Required work —
Write out the whole listing again, exactly as given.

Data supplied —
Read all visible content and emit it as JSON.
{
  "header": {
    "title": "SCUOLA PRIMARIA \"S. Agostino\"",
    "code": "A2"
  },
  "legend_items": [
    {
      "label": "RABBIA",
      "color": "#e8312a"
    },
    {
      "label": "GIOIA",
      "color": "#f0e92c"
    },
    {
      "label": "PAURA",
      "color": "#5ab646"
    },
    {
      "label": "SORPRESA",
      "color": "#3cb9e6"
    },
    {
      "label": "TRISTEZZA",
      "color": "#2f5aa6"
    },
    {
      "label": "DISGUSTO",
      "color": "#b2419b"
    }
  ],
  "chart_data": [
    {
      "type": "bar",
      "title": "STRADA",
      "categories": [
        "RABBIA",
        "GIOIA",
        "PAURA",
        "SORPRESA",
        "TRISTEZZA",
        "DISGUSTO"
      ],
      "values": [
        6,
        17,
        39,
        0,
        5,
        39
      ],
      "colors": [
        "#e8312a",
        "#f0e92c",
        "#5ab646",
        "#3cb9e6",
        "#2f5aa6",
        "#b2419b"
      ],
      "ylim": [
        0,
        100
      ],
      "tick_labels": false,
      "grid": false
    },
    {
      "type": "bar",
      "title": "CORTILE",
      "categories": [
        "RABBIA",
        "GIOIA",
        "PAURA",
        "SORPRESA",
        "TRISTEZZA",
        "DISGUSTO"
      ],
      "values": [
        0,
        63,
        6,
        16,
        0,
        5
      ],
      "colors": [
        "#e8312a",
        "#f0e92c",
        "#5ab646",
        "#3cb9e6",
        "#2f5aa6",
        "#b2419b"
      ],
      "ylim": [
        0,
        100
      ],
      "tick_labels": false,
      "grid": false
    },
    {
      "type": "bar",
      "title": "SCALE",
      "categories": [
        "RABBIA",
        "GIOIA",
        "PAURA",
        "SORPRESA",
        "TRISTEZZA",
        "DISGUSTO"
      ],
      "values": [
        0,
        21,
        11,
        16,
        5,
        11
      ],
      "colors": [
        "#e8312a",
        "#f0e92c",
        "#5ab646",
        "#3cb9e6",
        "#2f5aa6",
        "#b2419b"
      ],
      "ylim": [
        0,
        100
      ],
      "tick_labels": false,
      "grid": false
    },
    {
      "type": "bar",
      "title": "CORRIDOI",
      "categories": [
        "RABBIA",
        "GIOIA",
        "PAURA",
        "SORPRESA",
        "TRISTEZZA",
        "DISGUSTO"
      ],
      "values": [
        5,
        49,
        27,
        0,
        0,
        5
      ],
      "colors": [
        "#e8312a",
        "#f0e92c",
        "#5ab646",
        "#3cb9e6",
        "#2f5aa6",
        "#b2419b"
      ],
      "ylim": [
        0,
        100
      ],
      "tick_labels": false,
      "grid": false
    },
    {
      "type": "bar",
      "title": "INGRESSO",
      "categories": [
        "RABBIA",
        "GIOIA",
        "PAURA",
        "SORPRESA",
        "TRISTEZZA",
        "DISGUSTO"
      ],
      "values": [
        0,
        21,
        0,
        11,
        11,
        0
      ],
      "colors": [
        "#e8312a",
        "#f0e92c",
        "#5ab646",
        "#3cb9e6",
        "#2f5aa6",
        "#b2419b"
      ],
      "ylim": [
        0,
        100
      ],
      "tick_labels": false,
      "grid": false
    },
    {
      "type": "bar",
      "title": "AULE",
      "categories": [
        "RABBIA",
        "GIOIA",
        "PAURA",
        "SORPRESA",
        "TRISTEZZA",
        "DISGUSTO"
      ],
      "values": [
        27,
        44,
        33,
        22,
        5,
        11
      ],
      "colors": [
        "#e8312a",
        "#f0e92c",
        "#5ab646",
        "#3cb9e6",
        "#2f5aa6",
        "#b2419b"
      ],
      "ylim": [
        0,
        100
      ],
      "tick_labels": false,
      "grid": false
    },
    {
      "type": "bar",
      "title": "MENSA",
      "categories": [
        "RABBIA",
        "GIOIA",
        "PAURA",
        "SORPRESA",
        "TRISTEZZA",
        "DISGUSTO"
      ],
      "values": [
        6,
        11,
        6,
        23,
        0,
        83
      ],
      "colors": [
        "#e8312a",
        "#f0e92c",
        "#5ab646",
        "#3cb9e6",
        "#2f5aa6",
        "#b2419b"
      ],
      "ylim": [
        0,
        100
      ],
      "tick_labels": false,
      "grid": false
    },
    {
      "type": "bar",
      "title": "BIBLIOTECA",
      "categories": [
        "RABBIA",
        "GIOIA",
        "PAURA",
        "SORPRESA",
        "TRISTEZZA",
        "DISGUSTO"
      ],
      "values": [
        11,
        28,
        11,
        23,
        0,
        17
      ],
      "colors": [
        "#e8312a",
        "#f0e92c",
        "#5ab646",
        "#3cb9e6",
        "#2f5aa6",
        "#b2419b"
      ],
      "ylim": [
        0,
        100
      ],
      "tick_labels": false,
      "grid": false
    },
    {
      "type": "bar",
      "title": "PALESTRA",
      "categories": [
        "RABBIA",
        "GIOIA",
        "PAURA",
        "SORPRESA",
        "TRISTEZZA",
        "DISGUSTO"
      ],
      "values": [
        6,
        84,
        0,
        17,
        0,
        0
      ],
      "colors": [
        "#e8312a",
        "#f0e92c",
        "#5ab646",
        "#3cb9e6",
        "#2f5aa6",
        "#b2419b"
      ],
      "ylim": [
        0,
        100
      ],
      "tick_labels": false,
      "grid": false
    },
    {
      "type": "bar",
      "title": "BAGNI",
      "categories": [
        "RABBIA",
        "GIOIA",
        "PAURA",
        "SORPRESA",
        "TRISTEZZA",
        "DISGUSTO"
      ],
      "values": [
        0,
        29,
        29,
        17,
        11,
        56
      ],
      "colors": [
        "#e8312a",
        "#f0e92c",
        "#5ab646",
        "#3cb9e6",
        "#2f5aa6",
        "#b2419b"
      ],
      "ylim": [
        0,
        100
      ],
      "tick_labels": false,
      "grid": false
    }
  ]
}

Task result —
Read all visible content and emit it as JSON.
{
  "header": {
    "title": "SCUOLA PRIMARIA \"S. Agostino\"",
    "code": "A2"
  },
  "legend_items": [
    {
      "label": "RABBIA",
      "color": "#e8312a"
    },
    {
      "label": "GIOIA",
      "color": "#f0e92c"
    },
    {
      "label": "PAURA",
      "color": "#5ab646"
    },
    {
      "label": "SORPRESA",
      "color": "#3cb9e6"
    },
    {
      "label": "TRISTEZZA",
      "color": "#2f5aa6"
    },
    {
      "label": "DISGUSTO",
      "color": "#b2419b"
    }
  ],
  "chart_data": [
    {
      "type": "bar",
      "title": "STRADA",
      "categories": [
        "RABBIA",
        "GIOIA",
        "PAURA",
        "SORPRESA",
        "TRISTEZZA",
        "DISGUSTO"
      ],
      "values": [
        6,
        17,
        39,
        0,
        5,
        39
      ],
      "colors": [
        "#e8312a",
        "#f0e92c",
        "#5ab646",
        "#3cb9e6",
        "#2f5aa6",
        "#b2419b"
      ],
      "ylim": [
        0,
        100
      ],
      "tick_labels": false,
      "grid": false
    },
    {
      "type": "bar",
      "title": "CORTILE",
      "categories": [
        "RABBIA",
        "GIOIA",
        "PAURA",
        "SORPRESA",
        "TRISTEZZA",
        "DISGUSTO"
      ],
      "values": [
        0,
        63,
        6,
        16,
        0,
        5
      ],
      "colors": [
        "#e8312a",
        "#f0e92c",
        "#5ab646",
        "#3cb9e6",
        "#2f5aa6",
        "#b2419b"
      ],
      "ylim": [
        0,
        100
      ],
      "tick_labels": false,
      "grid": false
    },
    {
      "type": "bar",
      "title": "SCALE",
      "categories": [
        "RABBIA",
        "GIOIA",
        "PAURA",
        "SORPRESA",
        "TRISTEZZA",
        "DISGUSTO"
      ],
      "values": [
        0,
        21,
        11,
        16,
        5,
        11
      ],
      "colors": [
        "#e8312a",
        "#f0e92c",
        "#5ab646",
        "#3cb9e6",
        "#2f5aa6",
        "#b2419b"
      ],
      "ylim": [
        0,
        100
      ],
      "tick_labels": false,
      "grid": false
    },
    {
      "type": "bar",
      "title": "CORRIDOI",
      "categories": [
        "RABBIA",
        "GIOIA",
        "PAURA",
        "SORPRESA",
        "TRISTEZZA",
        "DISGUSTO"
      ],
      "values": [
        5,
        49,
        27,
        0,
        0,
        5
      ],
      "colors": [
        "#e8312a",
        "#f0e92c",
        "#5ab646",
        "#3cb9e6",
        "#2f5aa6",
        "#b2419b"
      ],
      "ylim": [
        0,
        100
      ],
      "tick_labels": false,
      "grid": false
    },
    {
      "type": "bar",
      "title": "INGRESSO",
      "categories": [
        "RABBIA",
        "GIOIA",
        "PAURA",
        "SORPRESA",
        "TRISTEZZA",
        "DISGUSTO"
      ],
      "values": [
        0,
        21,
        0,
        11,
        11,
        0
      ],
      "colors": [
        "#e8312a",
        "#f0e92c",
        "#5ab646",
        "#3cb9e6",
        "#2f5aa6",
        "#b2419b"
      ],
      "ylim": [
        0,
        100
      ],
      "tick_labels": false,
      "grid": false
    },
    {
      "type": "bar",
      "title": "AULE",
      "categories": [
        "RABBIA",
        "GIOIA",
        "PAURA",
        "SORPRESA",
        "TRISTEZZA",
        "DISGUSTO"
      ],
      "values": [
        27,
        44,
        33,
        22,
        5,
        11
      ],
      "colors": [
        "#e8312a",
        "#f0e92c",
        "#5ab646",
        "#3cb9e6",
        "#2f5aa6",
        "#b2419b"
      ],
      "ylim": [
        0,
        100
      ],
      "tick_labels": false,
      "grid": false
    },
    {
      "type": "bar",
      "title": "MENSA",
      "categories": [
        "RABBIA",
        "GIOIA",
        "PAURA",
        "SORPRESA",
        "TRISTEZZA",
        "DISGUSTO"
      ],
      "values": [
        6,
        11,
        6,
        23,
        0,
        83
      ],
      "colors": [
        "#e8312a",
        "#f0e92c",
        "#5ab646",
        "#3cb9e6",
        "#2f5aa6",
        "#b2419b"
      ],
      "ylim": [
        0,
        100
      ],
      "tick_labels": false,
      "grid": false
    },
    {
      "type": "bar",
      "title": "BIBLIOTECA",
      "categories": [
        "RABBIA",
        "GIOIA",
        "PAURA",
        "SORPRESA",
        "TRISTEZZA",
        "DISGUSTO"
      ],
      "values": [
        11,
        28,
        11,
        23,
        0,
        17
      ],
      "colors": [
        "#e8312a",
        "#f0e92c",
        "#5ab646",
        "#3cb9e6",
        "#2f5aa6",
        "#b2419b"
      ],
      "ylim": [
        0,
        100
      ],
      "tick_labels": false,
      "grid": false
    },
    {
      "type": "bar",
      "title": "PALESTRA",
      "categories": [
        "RABBIA",
        "GIOIA",
        "PAURA",
        "SORPRESA",
        "TRISTEZZA",
        "DISGUSTO"
      ],
      "values": [
        6,
        84,
        0,
        17,
        0,
        0
      ],
      "colors": [
        "#e8312a",
        "#f0e92c",
        "#5ab646",
        "#3cb9e6",
        "#2f5aa6",
        "#b2419b"
      ],
      "ylim": [
        0,
        100
      ],
      "tick_labels": false,
      "grid": false
    },
    {
      "type": "bar",
      "title": "BAGNI",
      "categories": [
        "RABBIA",
        "GIOIA",
        "PAURA",
        "SORPRESA",
        "TRISTEZZA",
        "DISGUSTO"
      ],
      "values": [
        0,
        29,
        29,
        17,
        11,
        56
      ],
      "colors": [
        "#e8312a",
        "#f0e92c",
        "#5ab646",
        "#3cb9e6",
        "#2f5aa6",
        "#b2419b"
      ],
      "ylim": [
        0,
        100
      ],
      "tick_labels": false,
      "grid": false
    }
  ]
}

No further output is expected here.